## Work to be completed
Below are some records. Copy every line in them that holds "NOAA".

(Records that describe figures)

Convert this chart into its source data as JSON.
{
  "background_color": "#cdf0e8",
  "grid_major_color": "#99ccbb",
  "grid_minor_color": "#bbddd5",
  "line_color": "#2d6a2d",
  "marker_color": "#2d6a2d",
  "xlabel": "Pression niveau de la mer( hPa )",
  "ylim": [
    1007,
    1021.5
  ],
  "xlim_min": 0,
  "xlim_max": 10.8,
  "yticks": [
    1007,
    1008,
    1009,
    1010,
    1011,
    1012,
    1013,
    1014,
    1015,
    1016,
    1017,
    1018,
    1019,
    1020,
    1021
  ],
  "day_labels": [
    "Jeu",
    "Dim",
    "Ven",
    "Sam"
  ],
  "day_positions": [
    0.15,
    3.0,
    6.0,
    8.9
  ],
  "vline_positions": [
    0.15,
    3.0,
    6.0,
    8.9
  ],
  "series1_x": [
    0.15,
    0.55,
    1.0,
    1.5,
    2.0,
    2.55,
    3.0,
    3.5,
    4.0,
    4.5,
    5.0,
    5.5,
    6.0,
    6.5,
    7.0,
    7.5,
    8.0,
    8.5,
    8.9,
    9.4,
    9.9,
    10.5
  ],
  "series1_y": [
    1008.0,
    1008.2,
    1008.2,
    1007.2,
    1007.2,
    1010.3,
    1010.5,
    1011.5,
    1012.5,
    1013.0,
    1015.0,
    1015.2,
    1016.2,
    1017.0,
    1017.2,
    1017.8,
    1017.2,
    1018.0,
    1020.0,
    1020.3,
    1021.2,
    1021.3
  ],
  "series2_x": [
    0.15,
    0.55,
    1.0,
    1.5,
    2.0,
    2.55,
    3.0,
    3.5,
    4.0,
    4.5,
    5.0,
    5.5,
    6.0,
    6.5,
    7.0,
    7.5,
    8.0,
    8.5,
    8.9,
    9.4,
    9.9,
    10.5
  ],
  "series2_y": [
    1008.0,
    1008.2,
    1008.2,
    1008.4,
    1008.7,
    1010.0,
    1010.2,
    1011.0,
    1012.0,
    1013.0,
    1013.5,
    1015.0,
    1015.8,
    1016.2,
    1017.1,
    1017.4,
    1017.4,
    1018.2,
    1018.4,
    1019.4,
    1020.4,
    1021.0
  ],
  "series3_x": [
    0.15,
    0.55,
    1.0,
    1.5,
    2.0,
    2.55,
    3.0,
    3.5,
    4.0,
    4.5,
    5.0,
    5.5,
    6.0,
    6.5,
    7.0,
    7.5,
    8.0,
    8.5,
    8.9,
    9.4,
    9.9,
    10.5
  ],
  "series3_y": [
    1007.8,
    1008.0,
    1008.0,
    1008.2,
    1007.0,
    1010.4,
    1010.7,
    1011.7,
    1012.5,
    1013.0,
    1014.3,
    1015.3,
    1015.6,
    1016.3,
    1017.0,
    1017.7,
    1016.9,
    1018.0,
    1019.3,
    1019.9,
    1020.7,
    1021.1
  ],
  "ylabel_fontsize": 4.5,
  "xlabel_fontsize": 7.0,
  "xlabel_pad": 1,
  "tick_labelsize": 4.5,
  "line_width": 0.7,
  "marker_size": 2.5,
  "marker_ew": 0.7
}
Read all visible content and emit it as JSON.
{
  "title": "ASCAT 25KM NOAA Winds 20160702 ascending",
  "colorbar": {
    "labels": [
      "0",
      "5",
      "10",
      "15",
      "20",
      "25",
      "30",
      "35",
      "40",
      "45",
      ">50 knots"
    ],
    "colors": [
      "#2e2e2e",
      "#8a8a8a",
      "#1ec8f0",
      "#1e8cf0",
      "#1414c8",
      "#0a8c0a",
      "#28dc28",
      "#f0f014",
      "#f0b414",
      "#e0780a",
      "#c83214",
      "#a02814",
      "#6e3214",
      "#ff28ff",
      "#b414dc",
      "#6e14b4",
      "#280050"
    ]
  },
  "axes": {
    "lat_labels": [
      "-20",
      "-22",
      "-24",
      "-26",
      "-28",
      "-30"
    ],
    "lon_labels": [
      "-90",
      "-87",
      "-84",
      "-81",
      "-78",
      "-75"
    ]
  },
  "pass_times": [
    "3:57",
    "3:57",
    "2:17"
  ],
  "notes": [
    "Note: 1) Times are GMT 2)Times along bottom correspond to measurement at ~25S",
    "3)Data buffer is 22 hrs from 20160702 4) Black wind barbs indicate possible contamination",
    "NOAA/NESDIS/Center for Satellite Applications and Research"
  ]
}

## Exercise response
  "title": "ASCAT 25KM NOAA Winds 20160702 ascending",
    "NOAA/NESDIS/Center for Satellite Applications and Research"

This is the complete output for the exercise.